[START OF Data for this task]

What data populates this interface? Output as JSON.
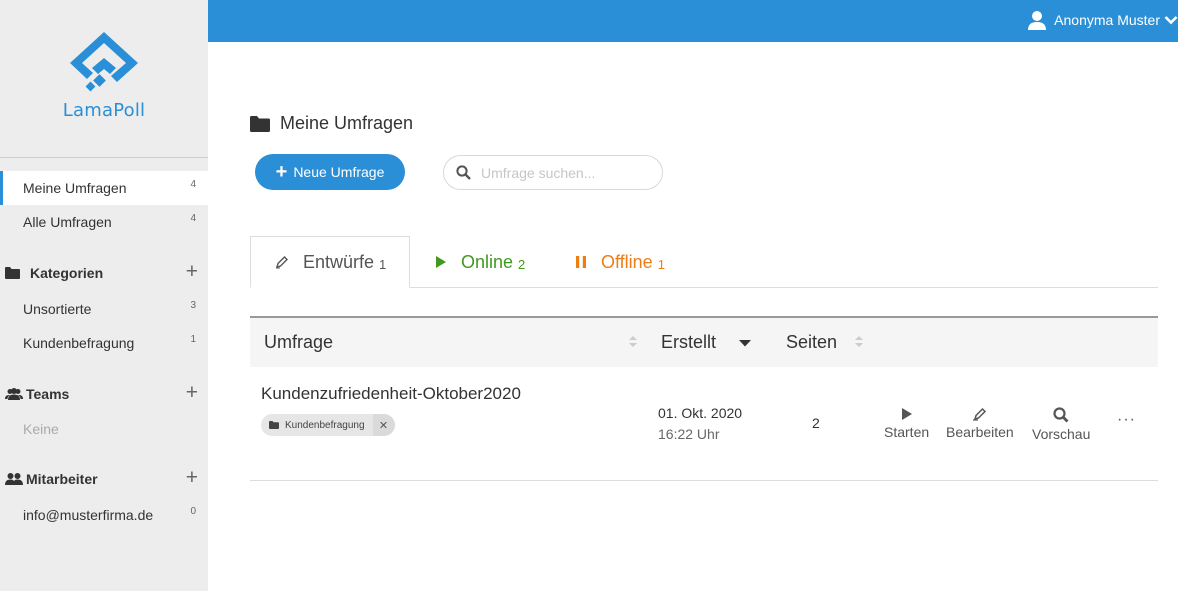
{
  "app": {
    "logo_text": "LamaPoll",
    "brand_color": "#2b8fd8"
  },
  "user": {
    "name": "Anonyma Muster",
    "icon": "user-icon"
  },
  "sidebar": {
    "my_surveys": {
      "label": "Meine Umfragen",
      "count": "4"
    },
    "all_surveys": {
      "label": "Alle Umfragen",
      "count": "4"
    },
    "categories": {
      "title": "Kategorien",
      "items": [
        {
          "label": "Unsortierte",
          "count": "3"
        },
        {
          "label": "Kundenbefragung",
          "count": "1"
        }
      ]
    },
    "teams": {
      "title": "Teams",
      "empty": "Keine"
    },
    "staff": {
      "title": "Mitarbeiter",
      "items": [
        {
          "label": "info@musterfirma.de",
          "count": "0"
        }
      ]
    }
  },
  "main": {
    "title": "Meine Umfragen",
    "new_button": "Neue Umfrage",
    "search_placeholder": "Umfrage suchen...",
    "tabs": [
      {
        "label": "Entwürfe",
        "count": "1",
        "color": "#555555"
      },
      {
        "label": "Online",
        "count": "2",
        "color": "#3f9a1f"
      },
      {
        "label": "Offline",
        "count": "1",
        "color": "#ee7d14"
      }
    ],
    "table": {
      "headers": {
        "survey": "Umfrage",
        "created": "Erstellt",
        "pages": "Seiten"
      },
      "rows": [
        {
          "title": "Kundenzufriedenheit-Oktober2020",
          "tag": "Kundenbefragung",
          "date": "01. Okt. 2020",
          "time": "16:22 Uhr",
          "pages": "2",
          "actions": {
            "start": "Starten",
            "edit": "Bearbeiten",
            "preview": "Vorschau",
            "more": "···"
          }
        }
      ]
    }
  }
}
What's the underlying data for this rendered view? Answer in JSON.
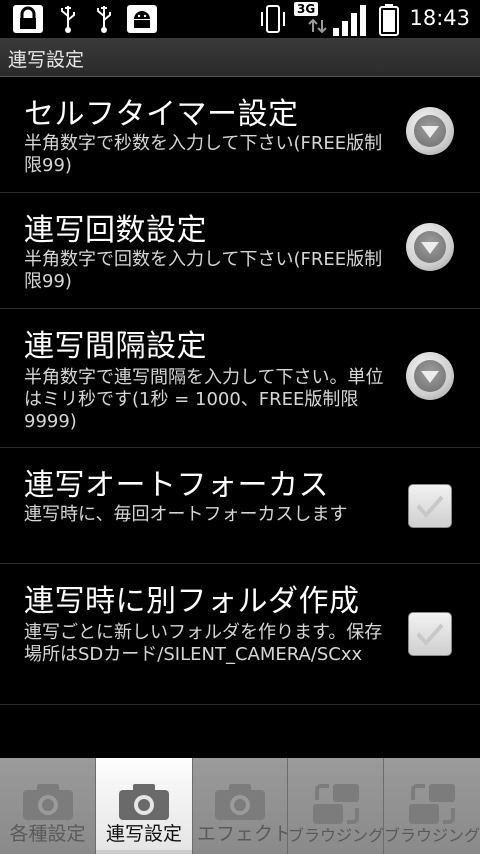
{
  "status_bar": {
    "time": "18:43",
    "network": "3G"
  },
  "title_bar": {
    "title": "連写設定"
  },
  "preferences": [
    {
      "title": "セルフタイマー設定",
      "summary": "半角数字で秒数を入力して下さい(FREE版制限99)",
      "widget": "dropdown"
    },
    {
      "title": "連写回数設定",
      "summary": "半角数字で回数を入力して下さい(FREE版制限99)",
      "widget": "dropdown"
    },
    {
      "title": "連写間隔設定",
      "summary": "半角数字で連写間隔を入力して下さい。単位はミリ秒です(1秒 = 1000、FREE版制限9999)",
      "widget": "dropdown"
    },
    {
      "title": "連写オートフォーカス",
      "summary": "連写時に、毎回オートフォーカスします",
      "widget": "checkbox",
      "checked": true
    },
    {
      "title": "連写時に別フォルダ作成",
      "summary": "連写ごとに新しいフォルダを作ります。保存場所はSDカード/SILENT_CAMERA/SCxx",
      "widget": "checkbox",
      "checked": true
    }
  ],
  "tabs": [
    {
      "label": "各種設定",
      "icon": "camera-icon",
      "active": false
    },
    {
      "label": "連写設定",
      "icon": "camera-icon",
      "active": true
    },
    {
      "label": "エフェクト",
      "icon": "camera-icon",
      "active": false
    },
    {
      "label": "ブラウジング",
      "icon": "camera-rotate-icon",
      "active": false
    },
    {
      "label": "ブラウジング",
      "icon": "camera-rotate-icon",
      "active": false
    }
  ],
  "colors": {
    "background": "#000000",
    "tab_active": "#f0f0f0",
    "tab_inactive": "#8f8f8f"
  }
}
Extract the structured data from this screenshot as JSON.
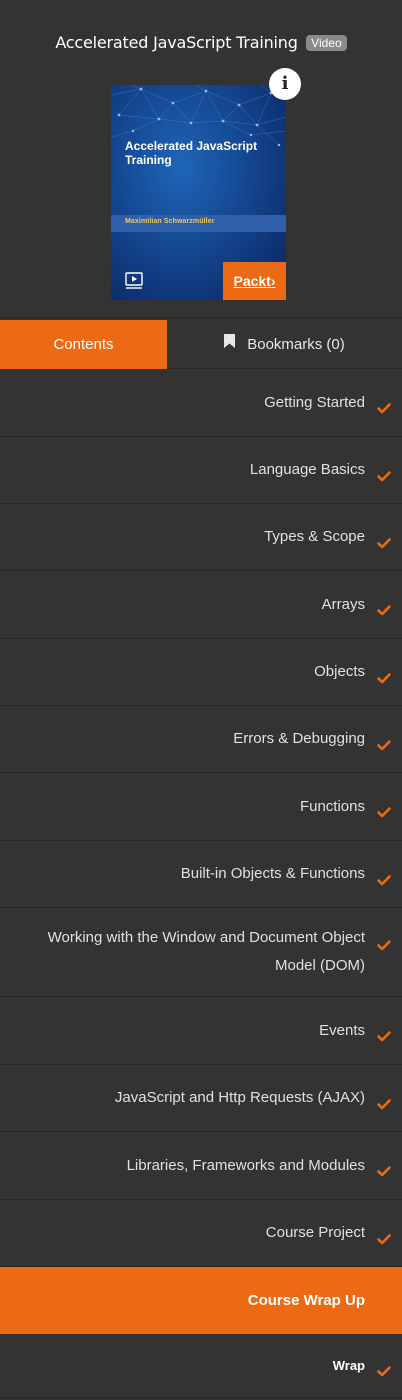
{
  "header": {
    "title": "Accelerated JavaScript Training",
    "badge": "Video",
    "info_icon": "info-icon",
    "info_glyph": "i"
  },
  "cover": {
    "title": "Accelerated JavaScript Training",
    "author": "Maximilian Schwarzmüller",
    "publisher": "Packt›",
    "play_icon": "video-play-icon"
  },
  "tabs": {
    "contents": "Contents",
    "bookmarks": "Bookmarks (0)",
    "bookmark_icon": "bookmark-icon"
  },
  "sections": [
    {
      "label": "Getting Started",
      "completed": true
    },
    {
      "label": "Language Basics",
      "completed": true
    },
    {
      "label": "Types & Scope",
      "completed": true
    },
    {
      "label": "Arrays",
      "completed": true
    },
    {
      "label": "Objects",
      "completed": true
    },
    {
      "label": "Errors & Debugging",
      "completed": true
    },
    {
      "label": "Functions",
      "completed": true
    },
    {
      "label": "Built-in Objects & Functions",
      "completed": true
    },
    {
      "label": "Working with the Window and Document Object Model (DOM)",
      "completed": true
    },
    {
      "label": "Events",
      "completed": true
    },
    {
      "label": "JavaScript and Http Requests (AJAX)",
      "completed": true
    },
    {
      "label": "Libraries, Frameworks and Modules",
      "completed": true
    },
    {
      "label": "Course Project",
      "completed": true
    },
    {
      "label": "Course Wrap Up",
      "completed": false,
      "active": true
    },
    {
      "label": "Wrap",
      "completed": true,
      "sub": true
    }
  ],
  "colors": {
    "accent": "#ec6a14",
    "background": "#333333",
    "divider": "#262626",
    "check": "#ec6a14"
  }
}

[END OF Data for this task]

Exercise instructions>
Without the pictures, extract every entry verbatim.

Exercise answer>
What data populates this interface? Output as JSON.
{
  "app": {
    "logo_text": "LamaPoll",
    "brand_color": "#2b8fd8"
  },
  "user": {
    "name": "Anonyma Muster",
    "icon": "user-icon"
  },
  "sidebar": {
    "my_surveys": {
      "label": "Meine Umfragen",
      "count": "4"
    },
    "all_surveys": {
      "label": "Alle Umfragen",
      "count": "4"
    },
    "categories": {
      "title": "Kategorien",
      "items": [
        {
          "label": "Unsortierte",
          "count": "3"
        },
        {
          "label": "Kundenbefragung",
          "count": "1"
        }
      ]
    },
    "teams": {
      "title": "Teams",
      "empty": "Keine"
    },
    "staff": {
      "title": "Mitarbeiter",
      "items": [
        {
          "label": "info@musterfirma.de",
          "count": "0"
        }
      ]
    }
  },
  "main": {
    "title": "Meine Umfragen",
    "new_button": "Neue Umfrage",
    "search_placeholder": "Umfrage suchen...",
    "tabs": [
      {
        "label": "Entwürfe",
        "count": "1",
        "color": "#555555"
      },
      {
        "label": "Online",
        "count": "2",
        "color": "#3f9a1f"
      },
      {
        "label": "Offline",
        "count": "1",
        "color": "#ee7d14"
      }
    ],
    "table": {
      "headers": {
        "survey": "Umfrage",
        "created": "Erstellt",
        "pages": "Seiten"
      },
      "rows": [
        {
          "title": "Kundenzufriedenheit-Oktober2020",
          "tag": "Kundenbefragung",
          "date": "01. Okt. 2020",
          "time": "16:22 Uhr",
          "pages": "2",
          "actions": {
            "start": "Starten",
            "edit": "Bearbeiten",
            "preview": "Vorschau",
            "more": "···"
          }
        }
      ]
    }
  }
}
What's the underlying data for this rendered view? Answer in JSON.
{
  "status_bar": {
    "time": "18:43",
    "network": "3G"
  },
  "title_bar": {
    "title": "連写設定"
  },
  "preferences": [
    {
      "title": "セルフタイマー設定",
      "summary": "半角数字で秒数を入力して下さい(FREE版制限99)",
      "widget": "dropdown"
    },
    {
      "title": "連写回数設定",
      "summary": "半角数字で回数を入力して下さい(FREE版制限99)",
      "widget": "dropdown"
    },
    {
      "title": "連写間隔設定",
      "summary": "半角数字で連写間隔を入力して下さい。単位はミリ秒です(1秒 = 1000、FREE版制限9999)",
      "widget": "dropdown"
    },
    {
      "title": "連写オートフォーカス",
      "summary": "連写時に、毎回オートフォーカスします",
      "widget": "checkbox",
      "checked": true
    },
    {
      "title": "連写時に別フォルダ作成",
      "summary": "連写ごとに新しいフォルダを作ります。保存場所はSDカード/SILENT_CAMERA/SCxx",
      "widget": "checkbox",
      "checked": true
    }
  ],
  "tabs": [
    {
      "label": "各種設定",
      "icon": "camera-icon",
      "active": false
    },
    {
      "label": "連写設定",
      "icon": "camera-icon",
      "active": true
    },
    {
      "label": "エフェクト",
      "icon": "camera-icon",
      "active": false
    },
    {
      "label": "ブラウジング",
      "icon": "camera-rotate-icon",
      "active": false
    },
    {
      "label": "ブラウジング",
      "icon": "camera-rotate-icon",
      "active": false
    }
  ],
  "colors": {
    "background": "#000000",
    "tab_active": "#f0f0f0",
    "tab_inactive": "#8f8f8f"
  }
}
Extract the structured data from this screenshot as JSON.
{
  "header": {
    "title": "Accelerated JavaScript Training",
    "badge": "Video",
    "info_icon": "info-icon",
    "info_glyph": "i"
  },
  "cover": {
    "title": "Accelerated JavaScript Training",
    "author": "Maximilian Schwarzmüller",
    "publisher": "Packt›",
    "play_icon": "video-play-icon"
  },
  "tabs": {
    "contents": "Contents",
    "bookmarks": "Bookmarks (0)",
    "bookmark_icon": "bookmark-icon"
  },
  "sections": [
    {
      "label": "Getting Started",
      "completed": true
    },
    {
      "label": "Language Basics",
      "completed": true
    },
    {
      "label": "Types & Scope",
      "completed": true
    },
    {
      "label": "Arrays",
      "completed": true
    },
    {
      "label": "Objects",
      "completed": true
    },
    {
      "label": "Errors & Debugging",
      "completed": true
    },
    {
      "label": "Functions",
      "completed": true
    },
    {
      "label": "Built-in Objects & Functions",
      "completed": true
    },
    {
      "label": "Working with the Window and Document Object Model (DOM)",
      "completed": true
    },
    {
      "label": "Events",
      "completed": true
    },
    {
      "label": "JavaScript and Http Requests (AJAX)",
      "completed": true
    },
    {
      "label": "Libraries, Frameworks and Modules",
      "completed": true
    },
    {
      "label": "Course Project",
      "completed": true
    },
    {
      "label": "Course Wrap Up",
      "completed": false,
      "active": true
    },
    {
      "label": "Wrap",
      "completed": true,
      "sub": true
    }
  ],
  "colors": {
    "accent": "#ec6a14",
    "background": "#333333",
    "divider": "#262626",
    "check": "#ec6a14"
  }
}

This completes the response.